[Saved entries]
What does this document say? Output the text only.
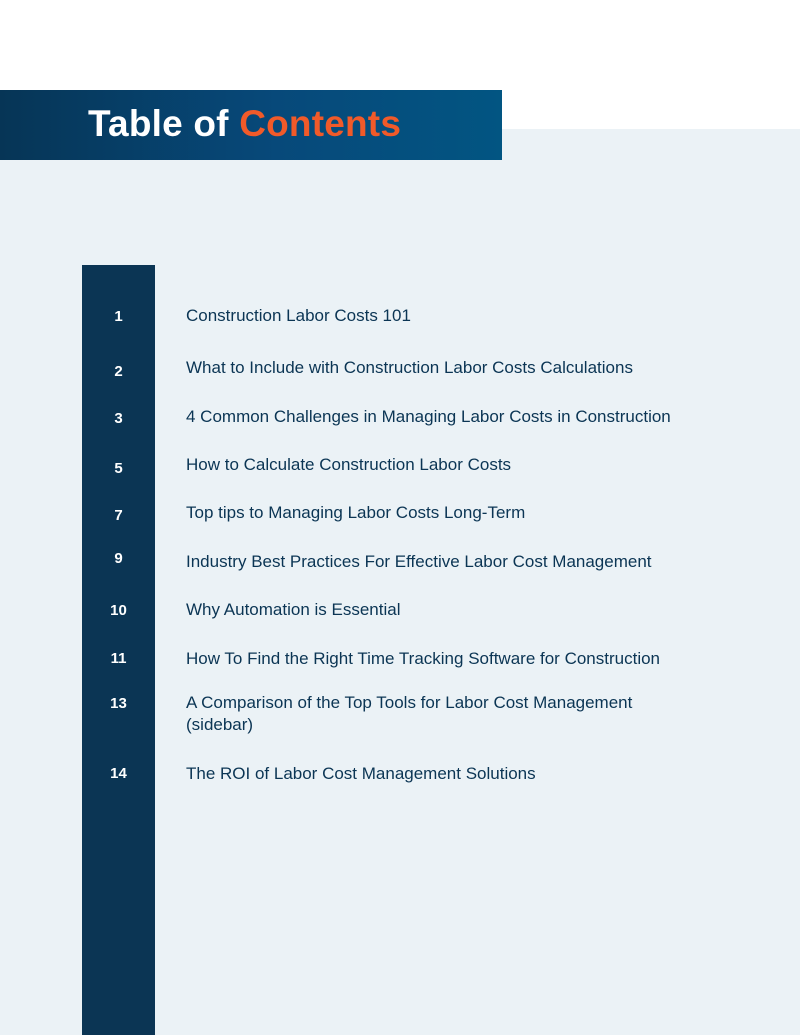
Table of Contents
1	Construction Labor Costs 101
2	What to Include with Construction Labor Costs Calculations
3	4 Common Challenges in Managing Labor Costs in Construction
5	How to Calculate Construction Labor Costs
7	Top tips to Managing Labor Costs Long-Term
9	Industry Best Practices For Effective Labor Cost Management
10	Why Automation is Essential
11	How To Find the Right Time Tracking Software for Construction
13	A Comparison of the Top Tools for Labor Cost Management (sidebar)
14	The ROI of Labor Cost Management Solutions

WHAT YOU WILL DO.
Leave out the pictures and output the rest of the material exactly as written.

FULL RESPONSE.
What does this document say? Output the text only.
Table of Contents
1	Construction Labor Costs 101
2	What to Include with Construction Labor Costs Calculations
3	4 Common Challenges in Managing Labor Costs in Construction
5	How to Calculate Construction Labor Costs
7	Top tips to Managing Labor Costs Long-Term
9	Industry Best Practices For Effective Labor Cost Management
10	Why Automation is Essential
11	How To Find the Right Time Tracking Software for Construction
13	A Comparison of the Top Tools for Labor Cost Management (sidebar)
14	The ROI of Labor Cost Management Solutions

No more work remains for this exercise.